Check each line of the data below for the word "icon", then extract the ones that have it.

- Material:
===============

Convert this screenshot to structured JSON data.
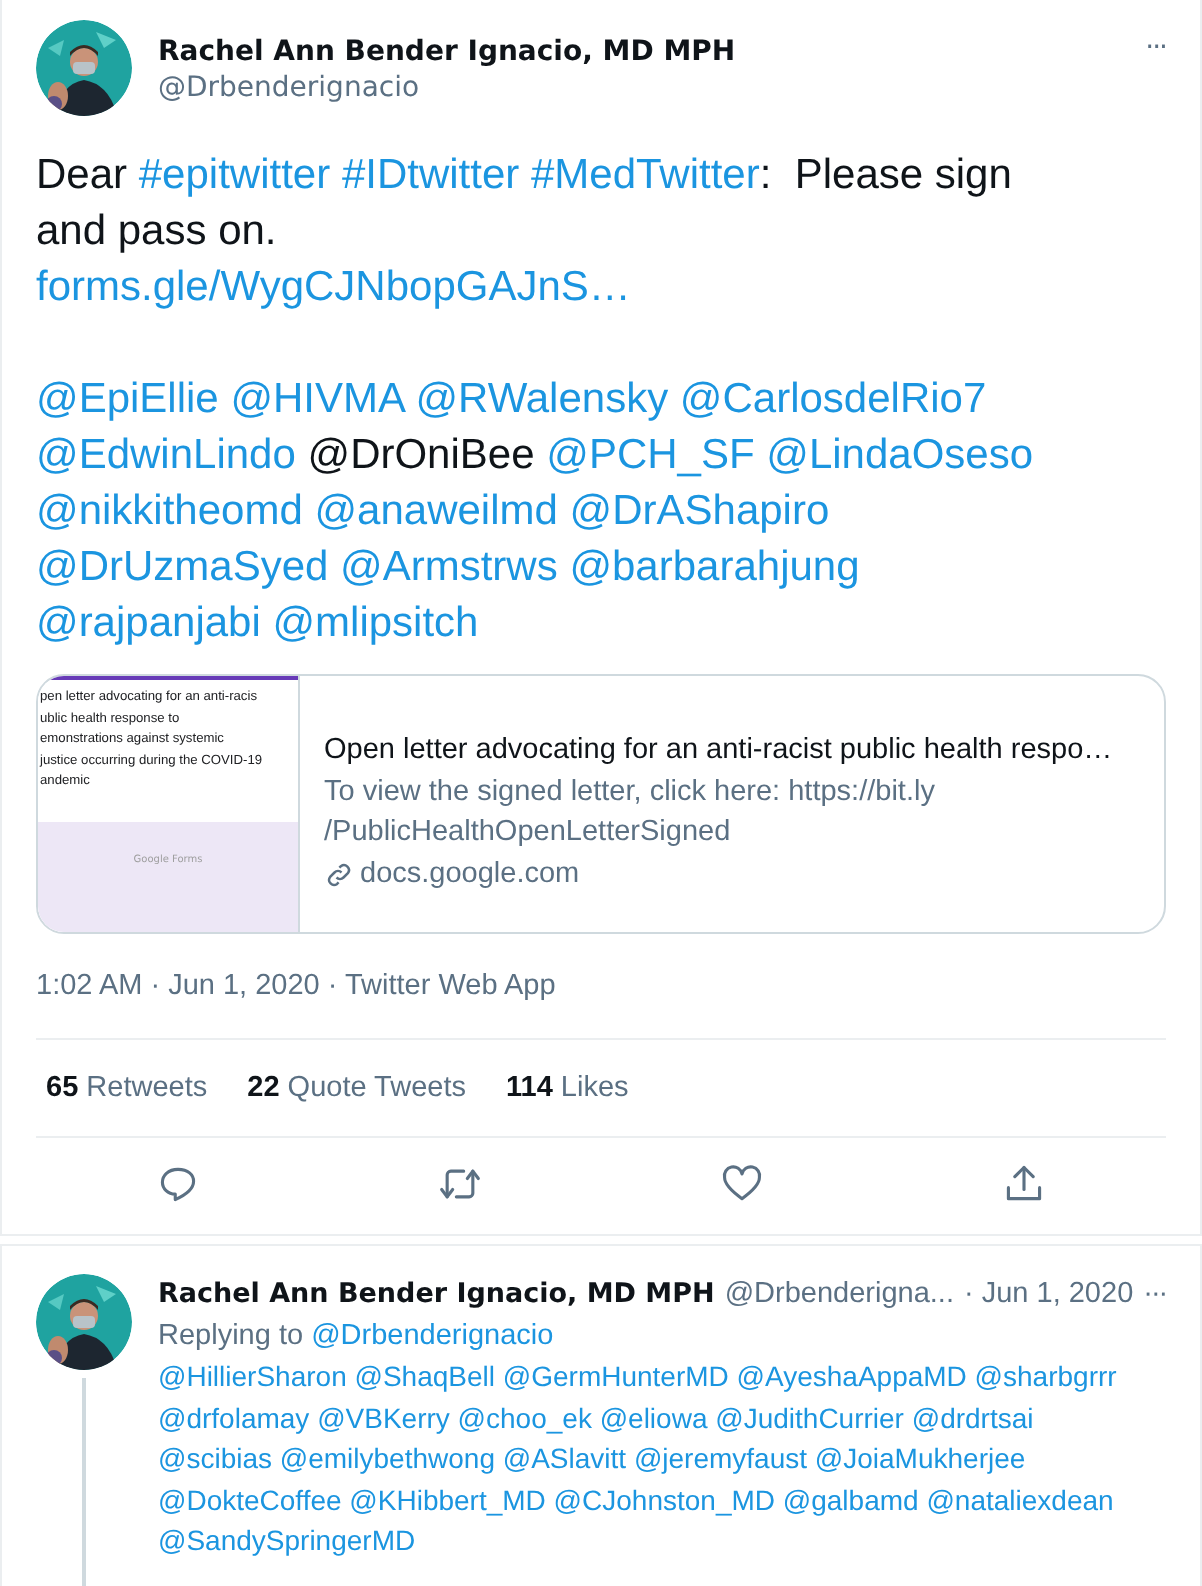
{
  "tweet": {
    "name": "Rachel Ann Bender Ignacio, MD MPH",
    "handle": "@Drbenderignacio",
    "more": "···",
    "paragraphs": [
      [
        [
          {
            "kind": "text",
            "text": "Dear"
          },
          {
            "kind": "link",
            "text": "#epitwitter"
          },
          {
            "kind": "link",
            "text": "#IDtwitter"
          },
          {
            "kind": "link",
            "text": "#MedTwitter"
          },
          {
            "kind": "tail",
            "text": ":  Please sign"
          }
        ],
        [
          {
            "kind": "text",
            "text": "and pass on."
          }
        ],
        [
          {
            "kind": "link",
            "text": "forms.gle/WygCJNbopGAJnS…"
          }
        ]
      ],
      [
        [
          {
            "kind": "link",
            "text": "@EpiEllie"
          },
          {
            "kind": "link",
            "text": "@HIVMA"
          },
          {
            "kind": "link",
            "text": "@RWalensky"
          },
          {
            "kind": "link",
            "text": "@CarlosdelRio7"
          }
        ],
        [
          {
            "kind": "link",
            "text": "@EdwinLindo"
          },
          {
            "kind": "text",
            "text": "@DrOniBee"
          },
          {
            "kind": "link",
            "text": "@PCH_SF"
          },
          {
            "kind": "link",
            "text": "@LindaOseso"
          }
        ],
        [
          {
            "kind": "link",
            "text": "@nikkitheomd"
          },
          {
            "kind": "link",
            "text": "@anaweilmd"
          },
          {
            "kind": "link",
            "text": "@DrAShapiro"
          }
        ],
        [
          {
            "kind": "link",
            "text": "@DrUzmaSyed"
          },
          {
            "kind": "link",
            "text": "@Armstrws"
          },
          {
            "kind": "link",
            "text": "@barbarahjung"
          }
        ],
        [
          {
            "kind": "link",
            "text": "@rajpanjabi"
          },
          {
            "kind": "link",
            "text": "@mlipsitch"
          }
        ]
      ]
    ],
    "card": {
      "thumbnail_lines": [
        "pen letter advocating for an anti-racis",
        "ublic health response to",
        "emonstrations against systemic",
        "justice occurring during the COVID-19",
        "andemic"
      ],
      "thumbnail_logo": "Google Forms",
      "title": "Open letter advocating for an anti-racist public health respo…",
      "description": "To view the signed letter, click here: https://bit.ly /PublicHealthOpenLetterSigned",
      "domain": "docs.google.com"
    },
    "timestamp": "1:02 AM · Jun 1, 2020 · Twitter Web App",
    "stats": [
      {
        "count": "65",
        "label": "Retweets"
      },
      {
        "count": "22",
        "label": "Quote Tweets"
      },
      {
        "count": "114",
        "label": "Likes"
      }
    ],
    "actions": [
      {
        "kind": "reply"
      },
      {
        "kind": "retweet"
      },
      {
        "kind": "like"
      },
      {
        "kind": "share"
      }
    ]
  },
  "reply": {
    "name": "Rachel Ann Bender Ignacio, MD MPH",
    "handle": "@Drbenderigna...",
    "date": "· Jun 1, 2020",
    "more": "···",
    "replying_prefix": "Replying to",
    "replying_to": "@Drbenderignacio",
    "lines": [
      "@HillierSharon @ShaqBell @GermHunterMD @AyeshaAppaMD @sharbgrrr",
      "@drfolamay @VBKerry @choo_ek @eliowa @JudithCurrier @drdrtsai",
      "@scibias @emilybethwong @ASlavitt @jeremyfaust @JoiaMukherjee",
      "@DokteCoffee  @KHibbert_MD @CJohnston_MD @galbamd @nataliexdean",
      "@SandySpringerMD"
    ]
  }
}
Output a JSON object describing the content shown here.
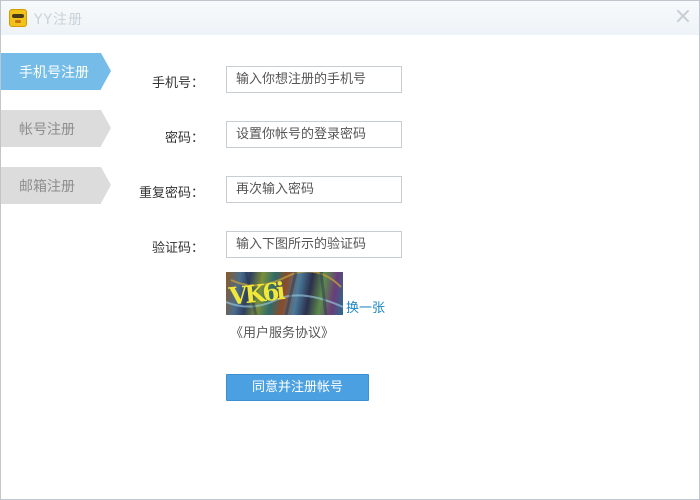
{
  "window": {
    "title": "YY注册",
    "icon": "yy-logo-icon",
    "close_icon": "close-icon"
  },
  "tabs": [
    {
      "label": "手机号注册",
      "active": true
    },
    {
      "label": "帐号注册",
      "active": false
    },
    {
      "label": "邮箱注册",
      "active": false
    }
  ],
  "form": {
    "phone": {
      "label": "手机号：",
      "placeholder": "输入你想注册的手机号",
      "value": ""
    },
    "password": {
      "label": "密码：",
      "placeholder": "设置你帐号的登录密码",
      "value": ""
    },
    "confirm_password": {
      "label": "重复密码：",
      "placeholder": "再次输入密码",
      "value": ""
    },
    "captcha": {
      "label": "验证码：",
      "placeholder": "输入下图所示的验证码",
      "value": ""
    }
  },
  "captcha_image": {
    "text": "VK6i",
    "refresh_label": "换一张"
  },
  "agreement_link": "《用户服务协议》",
  "submit_button": "同意并注册帐号",
  "colors": {
    "active_tab": "#75bde8",
    "inactive_tab": "#dcdcdc",
    "primary_button": "#4aa0e0",
    "link": "#1d84c6"
  }
}
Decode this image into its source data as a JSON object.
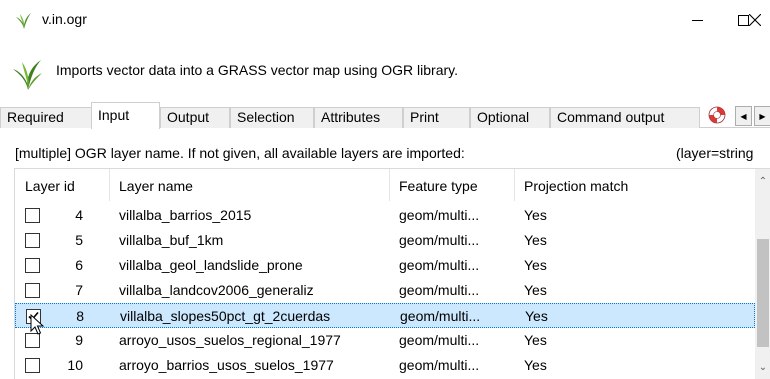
{
  "window": {
    "title": "v.in.ogr",
    "close_glyph": "✕"
  },
  "header": {
    "description": "Imports vector data into a GRASS vector map using OGR library."
  },
  "tabs": [
    {
      "label": "Required"
    },
    {
      "label": "Input"
    },
    {
      "label": "Output"
    },
    {
      "label": "Selection"
    },
    {
      "label": "Attributes"
    },
    {
      "label": "Print"
    },
    {
      "label": "Optional"
    },
    {
      "label": "Command output"
    }
  ],
  "active_tab": "Input",
  "field": {
    "label": "[multiple] OGR layer name. If not given, all available layers are imported:",
    "key": "(layer=string"
  },
  "list": {
    "columns": [
      "Layer id",
      "Layer name",
      "Feature type",
      "Projection match"
    ],
    "rows": [
      {
        "checked": false,
        "id": "4",
        "name": "villalba_barrios_2015",
        "type": "geom/multi...",
        "proj": "Yes"
      },
      {
        "checked": false,
        "id": "5",
        "name": "villalba_buf_1km",
        "type": "geom/multi...",
        "proj": "Yes"
      },
      {
        "checked": false,
        "id": "6",
        "name": "villalba_geol_landslide_prone",
        "type": "geom/multi...",
        "proj": "Yes"
      },
      {
        "checked": false,
        "id": "7",
        "name": "villalba_landcov2006_generaliz",
        "type": "geom/multi...",
        "proj": "Yes"
      },
      {
        "checked": true,
        "id": "8",
        "name": "villalba_slopes50pct_gt_2cuerdas",
        "type": "geom/multi...",
        "proj": "Yes"
      },
      {
        "checked": false,
        "id": "9",
        "name": "arroyo_usos_suelos_regional_1977",
        "type": "geom/multi...",
        "proj": "Yes"
      },
      {
        "checked": false,
        "id": "10",
        "name": "arroyo_barrios_usos_suelos_1977",
        "type": "geom/multi...",
        "proj": "Yes"
      }
    ],
    "selected_row": "8"
  },
  "colors": {
    "selection_bg": "#cce8ff",
    "selection_border": "#0078d7"
  }
}
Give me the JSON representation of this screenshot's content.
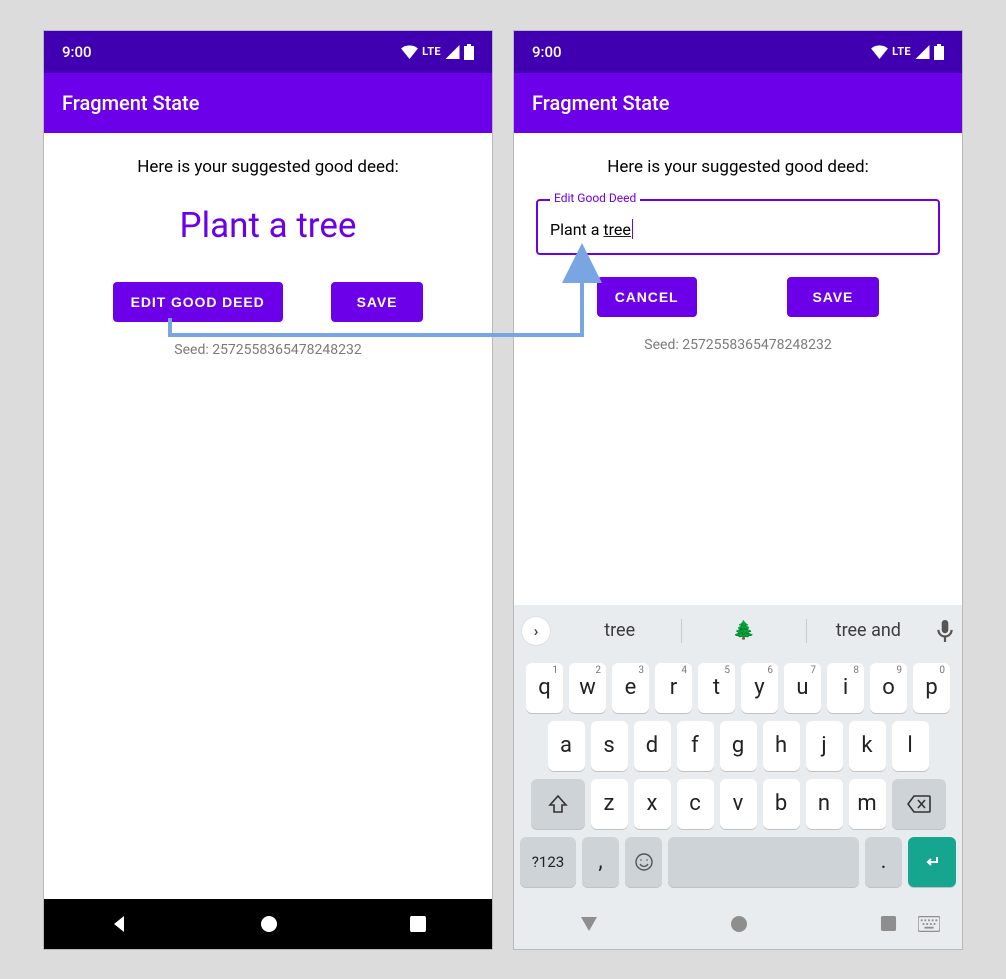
{
  "status": {
    "time": "9:00",
    "network": "LTE"
  },
  "app": {
    "title": "Fragment State"
  },
  "left": {
    "suggested_label": "Here is your suggested good deed:",
    "deed": "Plant a tree",
    "buttons": {
      "edit": "EDIT GOOD DEED",
      "save": "SAVE"
    },
    "seed": "Seed: 2572558365478248232"
  },
  "right": {
    "suggested_label": "Here is your suggested good deed:",
    "field_label": "Edit Good Deed",
    "field_value_prefix": "Plant a ",
    "field_value_underlined": "tree",
    "buttons": {
      "cancel": "CANCEL",
      "save": "SAVE"
    },
    "seed": "Seed: 2572558365478248232"
  },
  "keyboard": {
    "suggestions": [
      "tree",
      "🌲",
      "tree and"
    ],
    "row1": [
      {
        "k": "q",
        "n": "1"
      },
      {
        "k": "w",
        "n": "2"
      },
      {
        "k": "e",
        "n": "3"
      },
      {
        "k": "r",
        "n": "4"
      },
      {
        "k": "t",
        "n": "5"
      },
      {
        "k": "y",
        "n": "6"
      },
      {
        "k": "u",
        "n": "7"
      },
      {
        "k": "i",
        "n": "8"
      },
      {
        "k": "o",
        "n": "9"
      },
      {
        "k": "p",
        "n": "0"
      }
    ],
    "row2": [
      "a",
      "s",
      "d",
      "f",
      "g",
      "h",
      "j",
      "k",
      "l"
    ],
    "row3": [
      "z",
      "x",
      "c",
      "v",
      "b",
      "n",
      "m"
    ],
    "symbols_label": "?123",
    "comma": ",",
    "period": "."
  }
}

===============

- Full output:
    "icon": "yy-logo-icon",
    "close_icon": "close-icon"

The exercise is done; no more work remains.